━━━━━ Material provided

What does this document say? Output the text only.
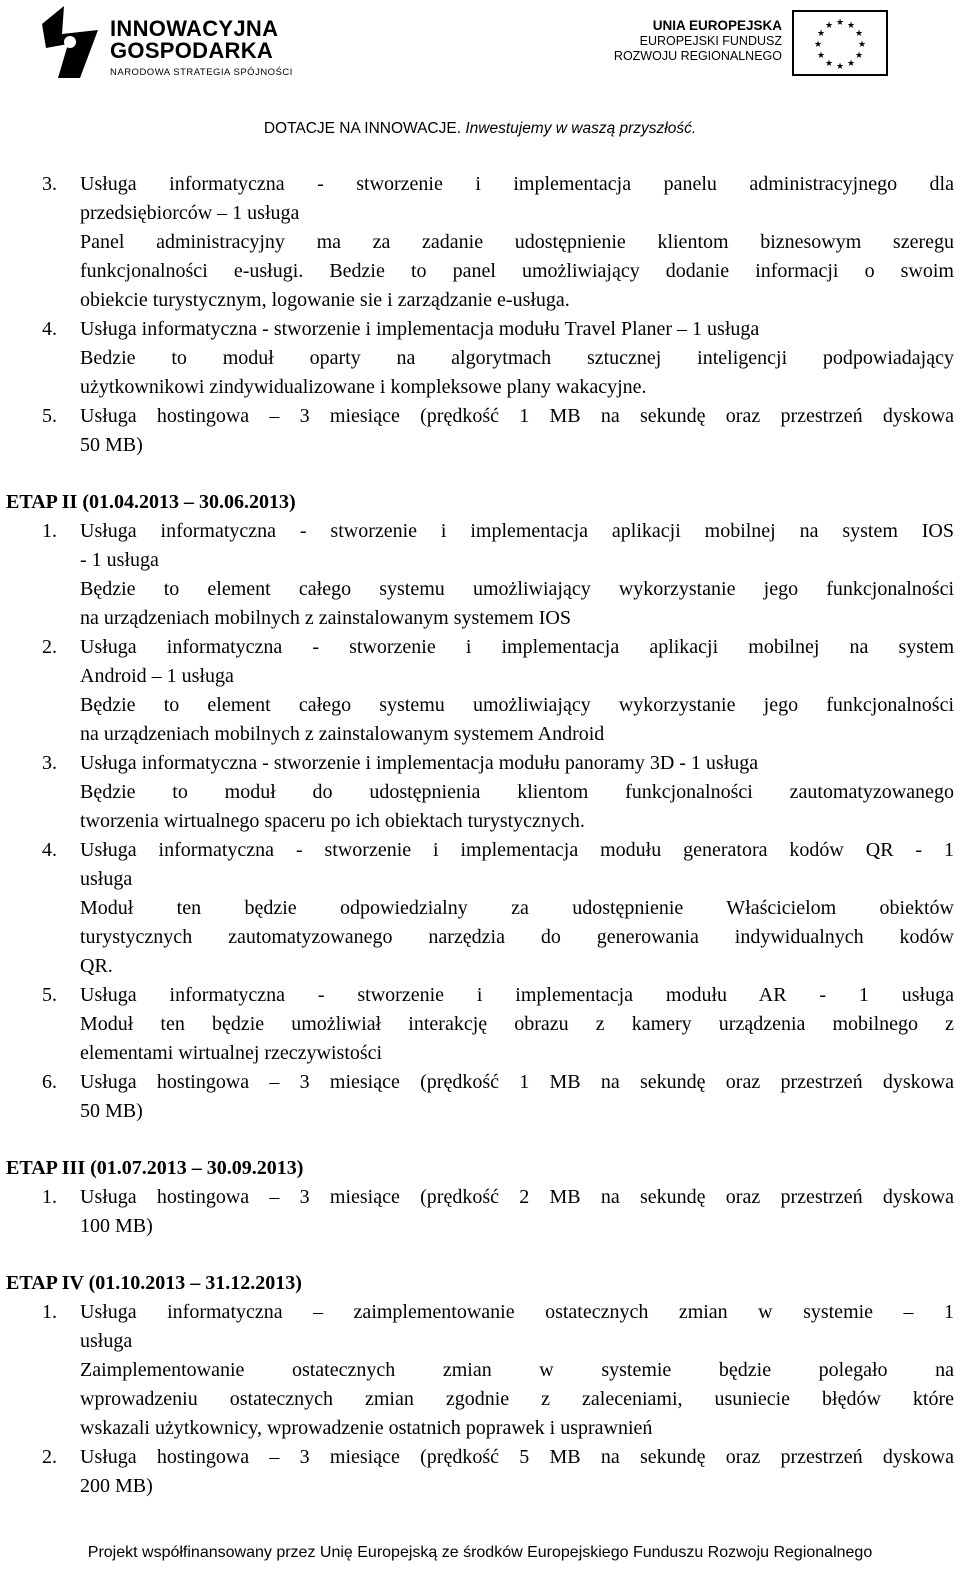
INNOWACYJNA
GOSPODARKA
NARODOWA STRATEGIA SPÓJNOŚCI
UNIA EUROPEJSKA
EUROPEJSKI FUNDUSZ
ROZWOJU REGIONALNEGO
★ ★
★
★
★
★
★
★
★
★
★
★
DOTACJE NA INNOWACJE. Inwestujemy w waszą przyszłość.
3. Usługa informatyczna - stworzenie i implementacja panelu administracyjnego dla
przedsiębiorców – 1 usługa
Panel administracyjny ma za zadanie udostępnienie klientom biznesowym szeregu
funkcjonalności e-usługi. Bedzie to panel umożliwiający dodanie informacji o swoim
obiekcie turystycznym, logowanie sie i zarządzanie e-usługa.
4. Usługa informatyczna - stworzenie i implementacja modułu Travel Planer – 1 usługa
Bedzie to moduł oparty na algorytmach sztucznej inteligencji podpowiadający
użytkownikowi zindywidualizowane i kompleksowe plany wakacyjne.
5. Usługa hostingowa – 3 miesiące (prędkość 1 MB na sekundę oraz przestrzeń dyskowa
50 MB)
ETAP II (01.04.2013 – 30.06.2013)
1. Usługa informatyczna - stworzenie i implementacja aplikacji mobilnej na system IOS
- 1 usługa
Będzie to element całego systemu umożliwiający wykorzystanie jego funkcjonalności
na urządzeniach mobilnych z zainstalowanym systemem IOS
2. Usługa informatyczna - stworzenie i implementacja aplikacji mobilnej na system
Android – 1 usługa
Będzie to element całego systemu umożliwiający wykorzystanie jego funkcjonalności
na urządzeniach mobilnych z zainstalowanym systemem Android
3. Usługa informatyczna - stworzenie i implementacja modułu panoramy 3D - 1 usługa
Będzie to moduł do udostępnienia klientom funkcjonalności zautomatyzowanego
tworzenia wirtualnego spaceru po ich obiektach turystycznych.
4. Usługa informatyczna - stworzenie i implementacja modułu generatora kodów QR - 1
usługa
Moduł ten będzie odpowiedzialny za udostępnienie Właścicielom obiektów
turystycznych zautomatyzowanego narzędzia do generowania indywidualnych kodów
QR.
5. Usługa informatyczna - stworzenie i implementacja modułu AR - 1 usługa
Moduł ten będzie umożliwiał interakcję obrazu z kamery urządzenia mobilnego z
elementami wirtualnej rzeczywistości
6. Usługa hostingowa – 3 miesiące (prędkość 1 MB na sekundę oraz przestrzeń dyskowa
50 MB)
ETAP III (01.07.2013 – 30.09.2013)
1. Usługa hostingowa – 3 miesiące (prędkość 2 MB na sekundę oraz przestrzeń dyskowa
100 MB)
ETAP IV (01.10.2013 – 31.12.2013)
1. Usługa informatyczna – zaimplementowanie ostatecznych zmian w systemie – 1
usługa
Zaimplementowanie ostatecznych zmian w systemie będzie polegało na
wprowadzeniu ostatecznych zmian zgodnie z zaleceniami, usuniecie błędów które
wskazali użytkownicy, wprowadzenie ostatnich poprawek i usprawnień
2. Usługa hostingowa – 3 miesiące (prędkość 5 MB na sekundę oraz przestrzeń dyskowa
200 MB)
Projekt współfinansowany przez Unię Europejską ze środków Europejskiego Funduszu Rozwoju Regionalnego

━━━━━━━━━━

§ What you need to do
Repeat the data above exactly, but not the pictures.

§ Output for this exercise
What does this document say? Output the text only.
INNOWACYJNA
GOSPODARKA
NARODOWA STRATEGIA SPÓJNOŚCI
UNIA EUROPEJSKA
EUROPEJSKI FUNDUSZ
ROZWOJU REGIONALNEGO
★ ★
★
★
★
★
★
★
★
★
★
★
DOTACJE NA INNOWACJE. Inwestujemy w waszą przyszłość.
3. Usługa informatyczna - stworzenie i implementacja panelu administracyjnego dla
przedsiębiorców – 1 usługa
Panel administracyjny ma za zadanie udostępnienie klientom biznesowym szeregu
funkcjonalności e-usługi. Bedzie to panel umożliwiający dodanie informacji o swoim
obiekcie turystycznym, logowanie sie i zarządzanie e-usługa.
4. Usługa informatyczna - stworzenie i implementacja modułu Travel Planer – 1 usługa
Bedzie to moduł oparty na algorytmach sztucznej inteligencji podpowiadający
użytkownikowi zindywidualizowane i kompleksowe plany wakacyjne.
5. Usługa hostingowa – 3 miesiące (prędkość 1 MB na sekundę oraz przestrzeń dyskowa
50 MB)
ETAP II (01.04.2013 – 30.06.2013)
1. Usługa informatyczna - stworzenie i implementacja aplikacji mobilnej na system IOS
- 1 usługa
Będzie to element całego systemu umożliwiający wykorzystanie jego funkcjonalności
na urządzeniach mobilnych z zainstalowanym systemem IOS
2. Usługa informatyczna - stworzenie i implementacja aplikacji mobilnej na system
Android – 1 usługa
Będzie to element całego systemu umożliwiający wykorzystanie jego funkcjonalności
na urządzeniach mobilnych z zainstalowanym systemem Android
3. Usługa informatyczna - stworzenie i implementacja modułu panoramy 3D - 1 usługa
Będzie to moduł do udostępnienia klientom funkcjonalności zautomatyzowanego
tworzenia wirtualnego spaceru po ich obiektach turystycznych.
4. Usługa informatyczna - stworzenie i implementacja modułu generatora kodów QR - 1
usługa
Moduł ten będzie odpowiedzialny za udostępnienie Właścicielom obiektów
turystycznych zautomatyzowanego narzędzia do generowania indywidualnych kodów
QR.
5. Usługa informatyczna - stworzenie i implementacja modułu AR - 1 usługa
Moduł ten będzie umożliwiał interakcję obrazu z kamery urządzenia mobilnego z
elementami wirtualnej rzeczywistości
6. Usługa hostingowa – 3 miesiące (prędkość 1 MB na sekundę oraz przestrzeń dyskowa
50 MB)
ETAP III (01.07.2013 – 30.09.2013)
1. Usługa hostingowa – 3 miesiące (prędkość 2 MB na sekundę oraz przestrzeń dyskowa
100 MB)
ETAP IV (01.10.2013 – 31.12.2013)
1. Usługa informatyczna – zaimplementowanie ostatecznych zmian w systemie – 1
usługa
Zaimplementowanie ostatecznych zmian w systemie będzie polegało na
wprowadzeniu ostatecznych zmian zgodnie z zaleceniami, usuniecie błędów które
wskazali użytkownicy, wprowadzenie ostatnich poprawek i usprawnień
2. Usługa hostingowa – 3 miesiące (prędkość 5 MB na sekundę oraz przestrzeń dyskowa
200 MB)
Projekt współfinansowany przez Unię Europejską ze środków Europejskiego Funduszu Rozwoju Regionalnego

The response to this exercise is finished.